* Directive *
Could you present every line of the records below as a numbered list, skipping any blank lines and leaving the pictures out?

+++ Stored rows +++

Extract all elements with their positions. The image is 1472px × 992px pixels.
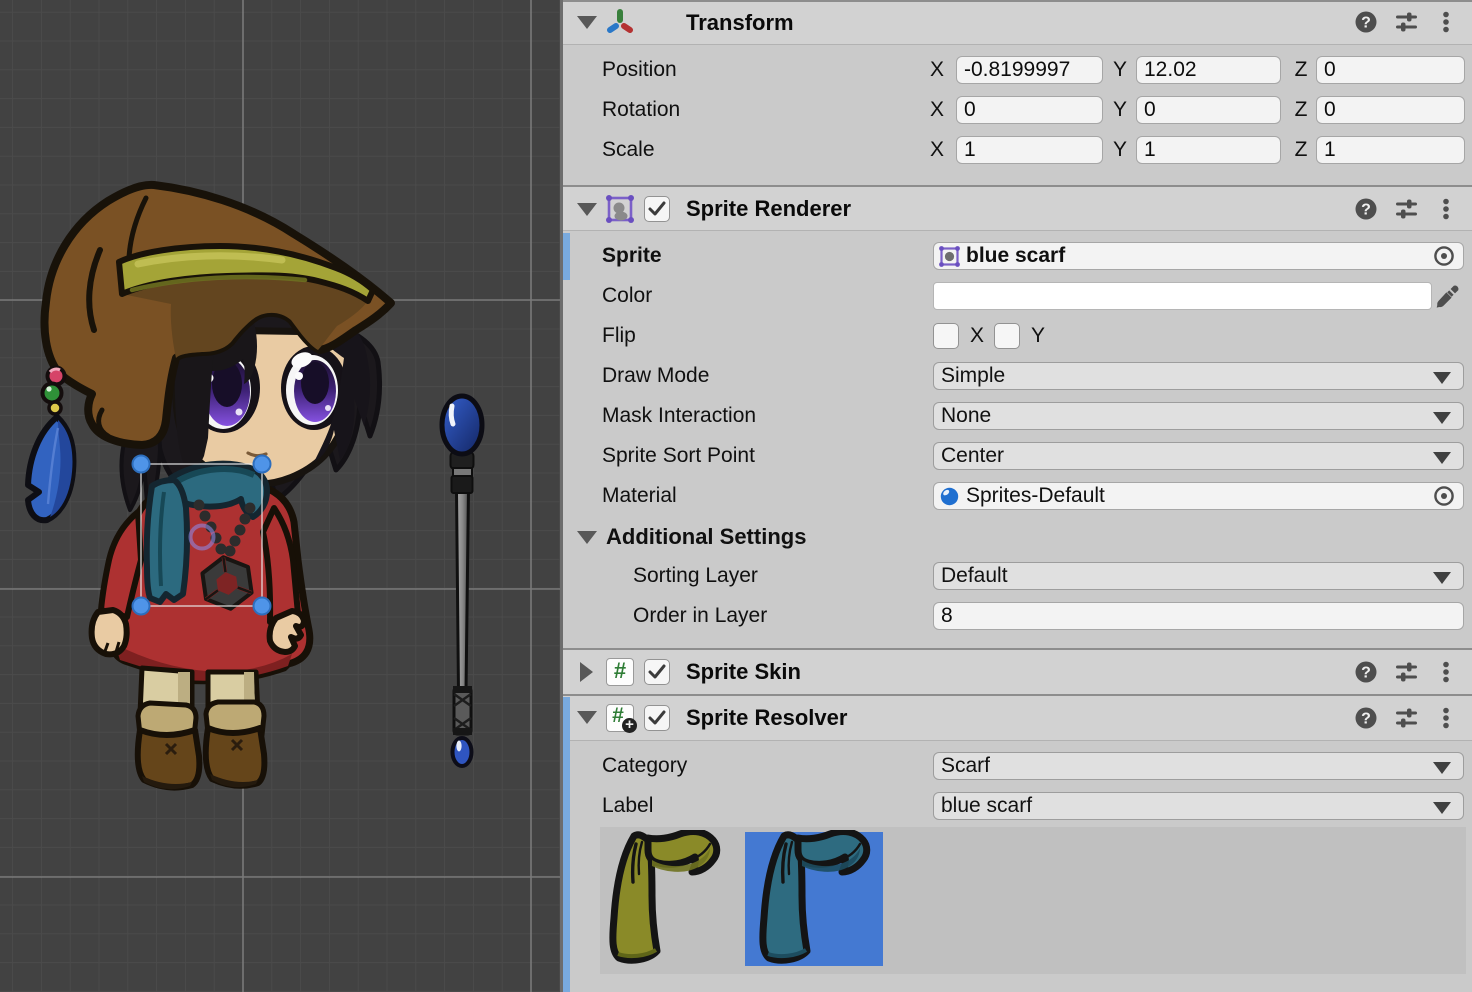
- svg-text:?: ?: [1361, 202, 1371, 219]
- svg-text:?: ?: [1361, 665, 1371, 682]
- svg-text:?: ?: [1361, 15, 1371, 32]
- svg-text:?: ?: [1361, 711, 1371, 728]
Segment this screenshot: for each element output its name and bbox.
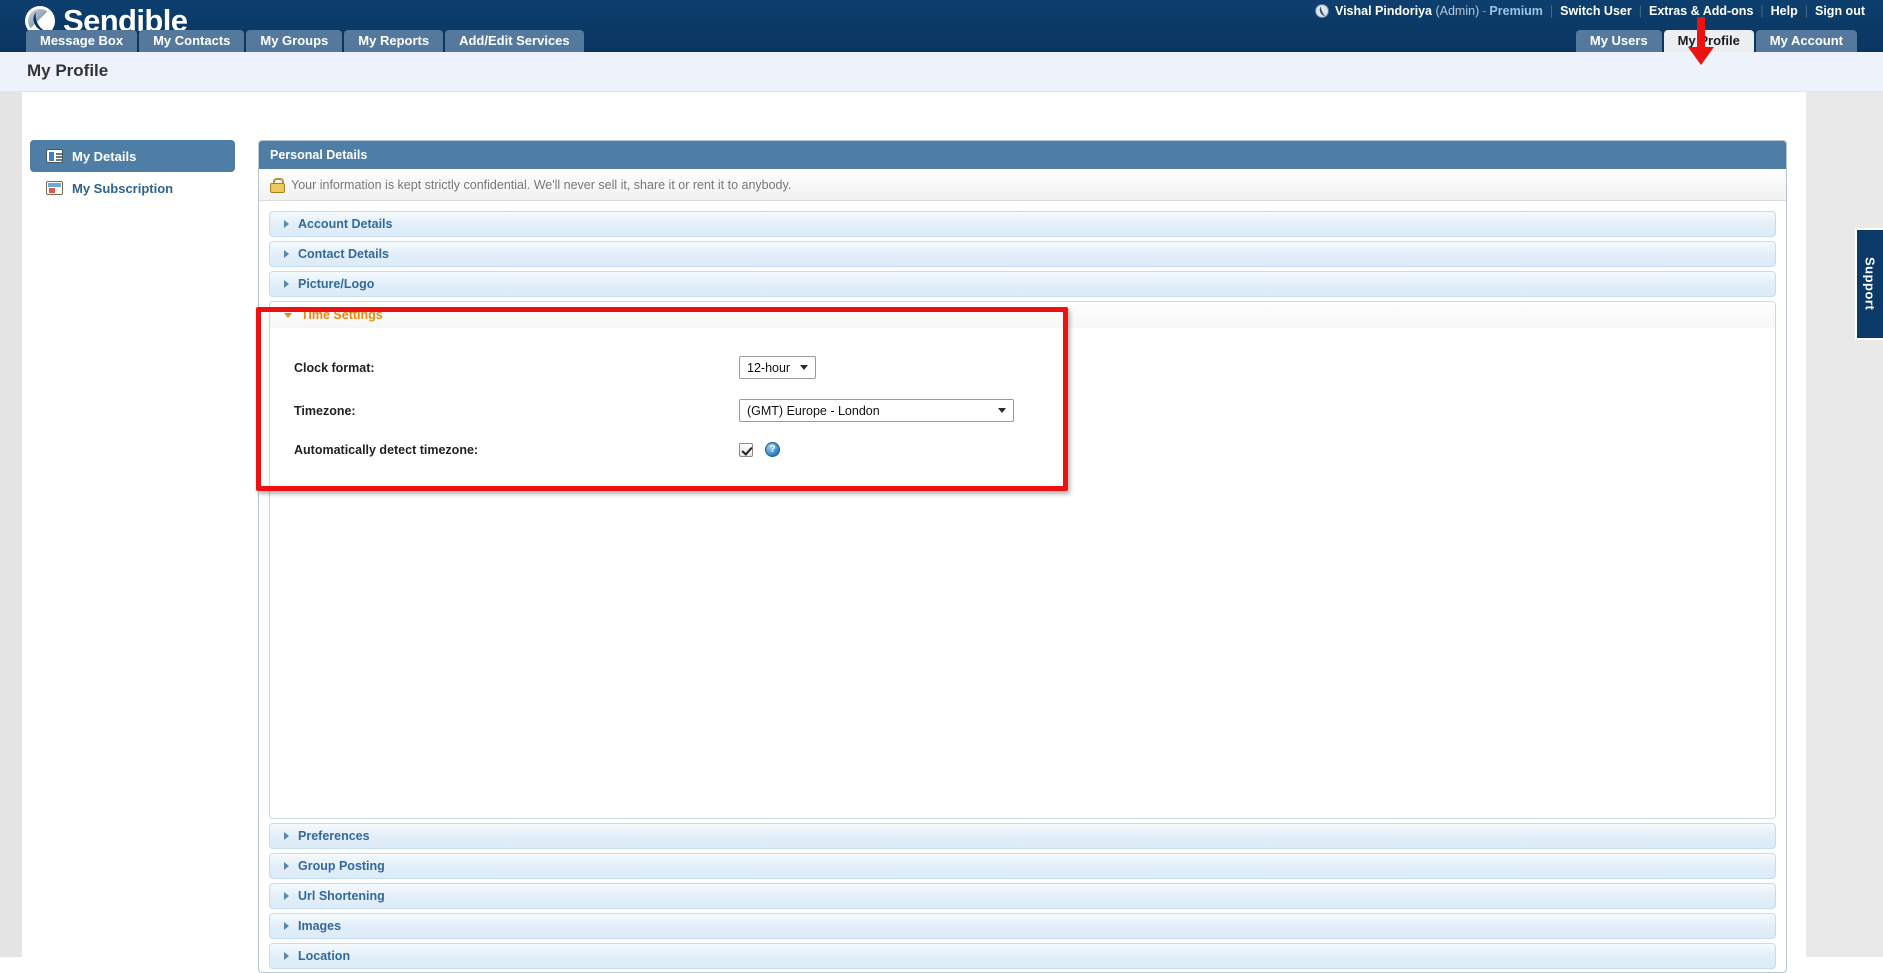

+++

* Solution *
1. Extract all elements with their positions. The image is 1472px × 992px pixels.
2. - svg-text:?: ?: [1361, 202, 1371, 219]
3. - svg-text:?: ?: [1361, 665, 1371, 682]
4. - svg-text:?: ?: [1361, 15, 1371, 32]
5. - svg-text:?: ?: [1361, 711, 1371, 728]
6. Segment this screenshot: for each element output its name and bbox.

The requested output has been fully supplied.